----- EXTRACTED RECORDS
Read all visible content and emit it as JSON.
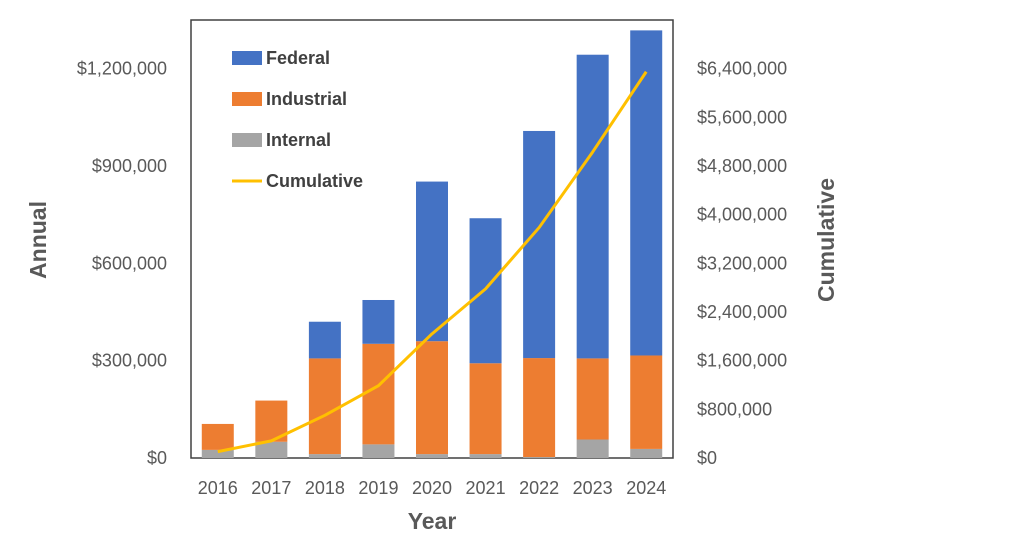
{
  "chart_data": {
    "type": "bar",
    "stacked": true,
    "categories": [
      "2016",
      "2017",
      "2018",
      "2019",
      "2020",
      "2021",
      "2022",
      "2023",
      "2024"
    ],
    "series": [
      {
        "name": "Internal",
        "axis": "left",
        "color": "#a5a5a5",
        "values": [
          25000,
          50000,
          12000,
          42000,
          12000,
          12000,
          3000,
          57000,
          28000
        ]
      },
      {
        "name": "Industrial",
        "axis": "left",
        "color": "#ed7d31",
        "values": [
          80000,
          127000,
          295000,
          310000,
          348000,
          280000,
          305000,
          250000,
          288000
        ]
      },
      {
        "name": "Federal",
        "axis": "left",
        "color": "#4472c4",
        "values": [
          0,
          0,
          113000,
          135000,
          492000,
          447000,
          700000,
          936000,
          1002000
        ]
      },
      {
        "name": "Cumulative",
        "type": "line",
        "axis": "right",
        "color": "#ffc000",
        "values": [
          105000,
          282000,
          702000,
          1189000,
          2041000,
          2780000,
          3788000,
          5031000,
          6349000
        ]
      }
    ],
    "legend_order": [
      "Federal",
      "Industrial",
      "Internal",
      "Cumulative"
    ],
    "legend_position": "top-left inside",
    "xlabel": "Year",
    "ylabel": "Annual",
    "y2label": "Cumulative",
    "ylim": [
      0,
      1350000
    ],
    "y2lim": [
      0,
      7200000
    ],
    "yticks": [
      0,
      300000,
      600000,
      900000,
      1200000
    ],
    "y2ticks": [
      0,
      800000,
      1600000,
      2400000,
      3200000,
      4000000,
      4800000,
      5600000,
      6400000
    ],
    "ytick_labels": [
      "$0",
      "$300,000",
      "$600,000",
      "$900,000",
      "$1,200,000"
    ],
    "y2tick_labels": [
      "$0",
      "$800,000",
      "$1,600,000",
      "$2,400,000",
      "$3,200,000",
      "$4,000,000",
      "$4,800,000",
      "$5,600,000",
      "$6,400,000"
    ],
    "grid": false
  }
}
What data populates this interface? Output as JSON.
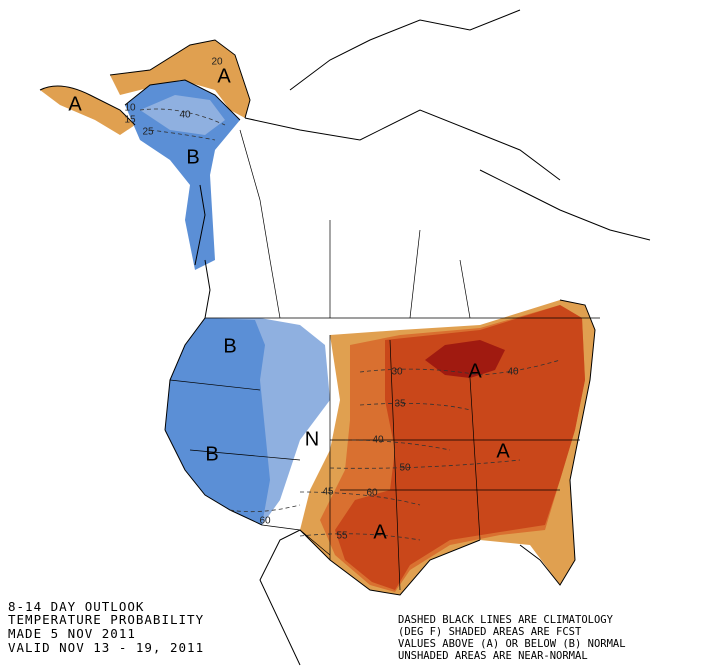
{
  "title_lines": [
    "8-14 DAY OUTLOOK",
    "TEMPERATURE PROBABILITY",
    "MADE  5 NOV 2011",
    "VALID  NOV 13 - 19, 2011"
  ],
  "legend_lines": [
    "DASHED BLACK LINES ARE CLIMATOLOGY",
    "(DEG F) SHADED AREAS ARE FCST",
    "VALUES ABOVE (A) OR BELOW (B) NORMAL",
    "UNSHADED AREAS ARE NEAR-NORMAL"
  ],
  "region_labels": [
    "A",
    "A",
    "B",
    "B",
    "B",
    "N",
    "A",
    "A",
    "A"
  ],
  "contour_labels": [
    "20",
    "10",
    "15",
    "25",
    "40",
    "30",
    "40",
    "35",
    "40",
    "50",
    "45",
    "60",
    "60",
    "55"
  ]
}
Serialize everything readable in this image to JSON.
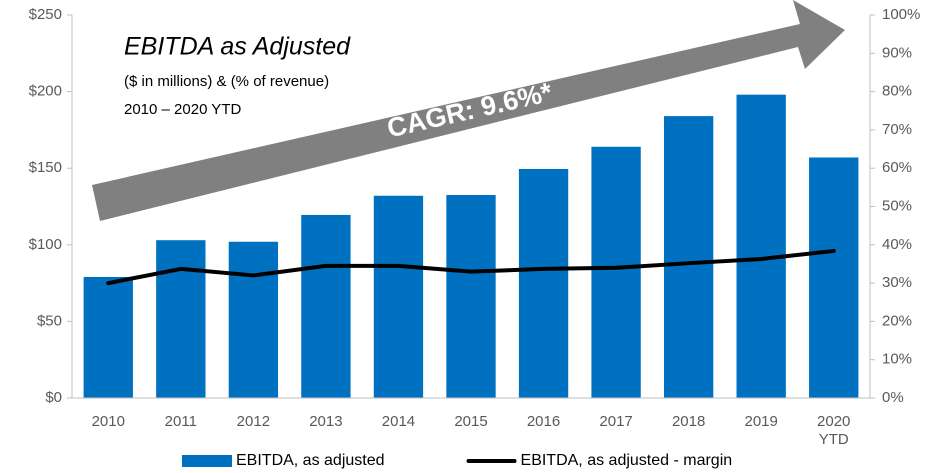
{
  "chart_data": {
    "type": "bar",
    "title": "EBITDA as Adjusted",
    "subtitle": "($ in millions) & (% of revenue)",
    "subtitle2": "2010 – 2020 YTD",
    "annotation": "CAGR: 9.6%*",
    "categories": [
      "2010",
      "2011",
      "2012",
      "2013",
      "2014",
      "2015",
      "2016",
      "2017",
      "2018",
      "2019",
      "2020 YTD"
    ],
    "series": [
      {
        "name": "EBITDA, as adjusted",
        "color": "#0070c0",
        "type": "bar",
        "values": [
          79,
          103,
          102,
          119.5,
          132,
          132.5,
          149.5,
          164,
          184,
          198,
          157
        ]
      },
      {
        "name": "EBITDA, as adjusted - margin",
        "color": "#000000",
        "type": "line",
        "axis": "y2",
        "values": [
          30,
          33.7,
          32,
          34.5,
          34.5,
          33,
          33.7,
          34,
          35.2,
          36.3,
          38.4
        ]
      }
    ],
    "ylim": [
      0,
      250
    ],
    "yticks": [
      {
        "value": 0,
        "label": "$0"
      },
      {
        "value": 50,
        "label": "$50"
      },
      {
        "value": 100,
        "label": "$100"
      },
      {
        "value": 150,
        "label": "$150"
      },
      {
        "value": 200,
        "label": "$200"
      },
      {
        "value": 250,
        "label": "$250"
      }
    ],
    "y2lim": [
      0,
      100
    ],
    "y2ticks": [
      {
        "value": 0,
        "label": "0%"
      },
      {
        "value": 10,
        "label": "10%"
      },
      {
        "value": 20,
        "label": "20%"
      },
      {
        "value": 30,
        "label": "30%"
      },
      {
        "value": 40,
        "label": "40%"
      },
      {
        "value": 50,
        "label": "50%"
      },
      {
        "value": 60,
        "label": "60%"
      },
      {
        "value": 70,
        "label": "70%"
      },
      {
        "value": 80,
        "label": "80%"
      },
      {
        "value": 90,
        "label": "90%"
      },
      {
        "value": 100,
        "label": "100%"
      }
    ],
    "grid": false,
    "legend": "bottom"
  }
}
----------
INSTRUCTIONS FOR THE TASK:
Look back over the material above and state how many lines hold the word "name". Write the number and nothing else.

TASK SOLUTION:
6